## Task instructions:
Every record must be repeated exactly; omit any pictures they contain.

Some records
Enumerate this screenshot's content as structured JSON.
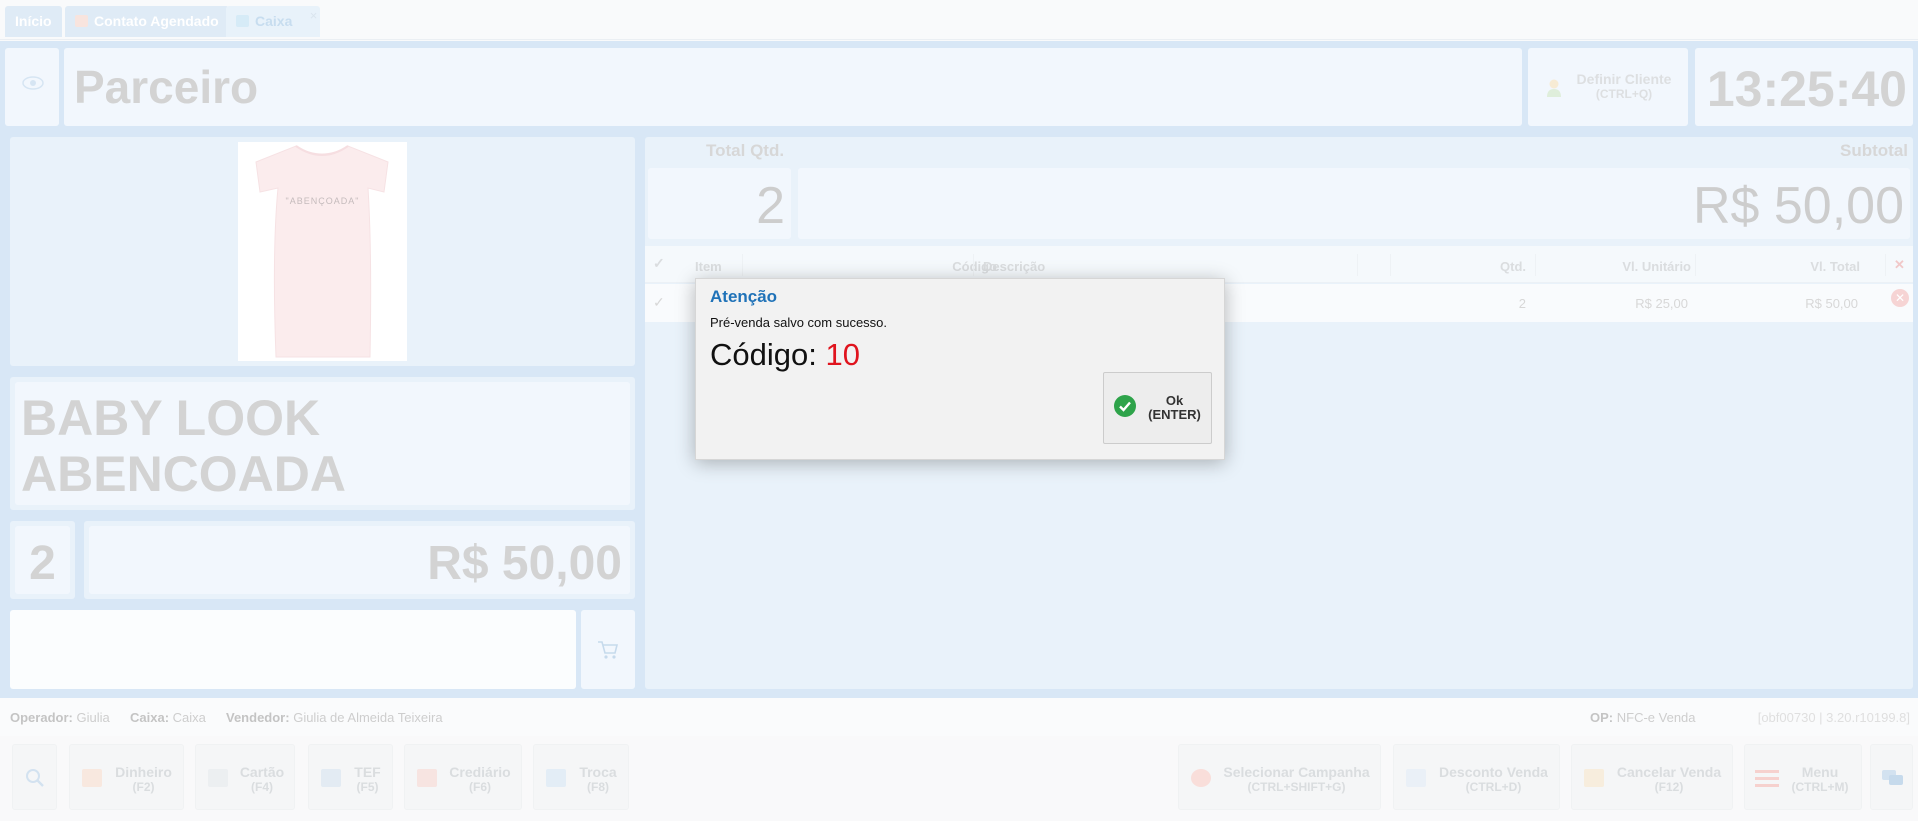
{
  "tabs": [
    {
      "label": "Início"
    },
    {
      "label": "Contato Agendado"
    },
    {
      "label": "Caixa",
      "close": "×"
    }
  ],
  "header": {
    "partner_label": "Parceiro",
    "define_client_label": "Definir Cliente",
    "define_client_shortcut": "(CTRL+Q)",
    "clock": "13:25:40"
  },
  "product": {
    "image_text": "\"ABENÇOADA\"",
    "name": "BABY LOOK ABENCOADA",
    "quantity": "2",
    "price": "R$ 50,00"
  },
  "totals": {
    "qty_label": "Total Qtd.",
    "qty_value": "2",
    "subtotal_label": "Subtotal",
    "subtotal_value": "R$ 50,00"
  },
  "table": {
    "columns": [
      "Item",
      "Código",
      "Descrição",
      "Qtd.",
      "Vl. Unitário",
      "Vl. Total"
    ],
    "rows": [
      {
        "qty": "2",
        "unit": "R$ 25,00",
        "total": "R$ 50,00"
      }
    ]
  },
  "status": {
    "operator_label": "Operador:",
    "operator_value": "Giulia",
    "cashier_label": "Caixa:",
    "cashier_value": "Caixa",
    "seller_label": "Vendedor:",
    "seller_value": "Giulia de Almeida Teixeira",
    "op_label": "OP:",
    "op_value": "NFC-e Venda",
    "version": "[obf00730 | 3.20.r10199.8]"
  },
  "footer": {
    "dinheiro": {
      "label": "Dinheiro",
      "key": "(F2)"
    },
    "cartao": {
      "label": "Cartão",
      "key": "(F4)"
    },
    "tef": {
      "label": "TEF",
      "key": "(F5)"
    },
    "crediario": {
      "label": "Crediário",
      "key": "(F6)"
    },
    "troca": {
      "label": "Troca",
      "key": "(F8)"
    },
    "campanha": {
      "label": "Selecionar Campanha",
      "key": "(CTRL+SHIFT+G)"
    },
    "desconto": {
      "label": "Desconto Venda",
      "key": "(CTRL+D)"
    },
    "cancelar": {
      "label": "Cancelar Venda",
      "key": "(F12)"
    },
    "menu": {
      "label": "Menu",
      "key": "(CTRL+M)"
    }
  },
  "dialog": {
    "title": "Atenção",
    "message": "Pré-venda salvo com sucesso.",
    "code_label": "Código:",
    "code_value": "10",
    "ok_label": "Ok",
    "ok_shortcut": "(ENTER)"
  },
  "colors": {
    "workspace": "#bcd6ef",
    "dialog_title": "#1f72b8",
    "code_value": "#e0141e",
    "ok_icon": "#2ea34a"
  }
}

## Task result:
Enumerate this screenshot's content as structured JSON.
{
  "tabs": [
    {
      "label": "Início"
    },
    {
      "label": "Contato Agendado"
    },
    {
      "label": "Caixa",
      "close": "×"
    }
  ],
  "header": {
    "partner_label": "Parceiro",
    "define_client_label": "Definir Cliente",
    "define_client_shortcut": "(CTRL+Q)",
    "clock": "13:25:40"
  },
  "product": {
    "image_text": "\"ABENÇOADA\"",
    "name": "BABY LOOK ABENCOADA",
    "quantity": "2",
    "price": "R$ 50,00"
  },
  "totals": {
    "qty_label": "Total Qtd.",
    "qty_value": "2",
    "subtotal_label": "Subtotal",
    "subtotal_value": "R$ 50,00"
  },
  "table": {
    "columns": [
      "Item",
      "Código",
      "Descrição",
      "Qtd.",
      "Vl. Unitário",
      "Vl. Total"
    ],
    "rows": [
      {
        "qty": "2",
        "unit": "R$ 25,00",
        "total": "R$ 50,00"
      }
    ]
  },
  "status": {
    "operator_label": "Operador:",
    "operator_value": "Giulia",
    "cashier_label": "Caixa:",
    "cashier_value": "Caixa",
    "seller_label": "Vendedor:",
    "seller_value": "Giulia de Almeida Teixeira",
    "op_label": "OP:",
    "op_value": "NFC-e Venda",
    "version": "[obf00730 | 3.20.r10199.8]"
  },
  "footer": {
    "dinheiro": {
      "label": "Dinheiro",
      "key": "(F2)"
    },
    "cartao": {
      "label": "Cartão",
      "key": "(F4)"
    },
    "tef": {
      "label": "TEF",
      "key": "(F5)"
    },
    "crediario": {
      "label": "Crediário",
      "key": "(F6)"
    },
    "troca": {
      "label": "Troca",
      "key": "(F8)"
    },
    "campanha": {
      "label": "Selecionar Campanha",
      "key": "(CTRL+SHIFT+G)"
    },
    "desconto": {
      "label": "Desconto Venda",
      "key": "(CTRL+D)"
    },
    "cancelar": {
      "label": "Cancelar Venda",
      "key": "(F12)"
    },
    "menu": {
      "label": "Menu",
      "key": "(CTRL+M)"
    }
  },
  "dialog": {
    "title": "Atenção",
    "message": "Pré-venda salvo com sucesso.",
    "code_label": "Código:",
    "code_value": "10",
    "ok_label": "Ok",
    "ok_shortcut": "(ENTER)"
  },
  "colors": {
    "workspace": "#bcd6ef",
    "dialog_title": "#1f72b8",
    "code_value": "#e0141e",
    "ok_icon": "#2ea34a"
  }
}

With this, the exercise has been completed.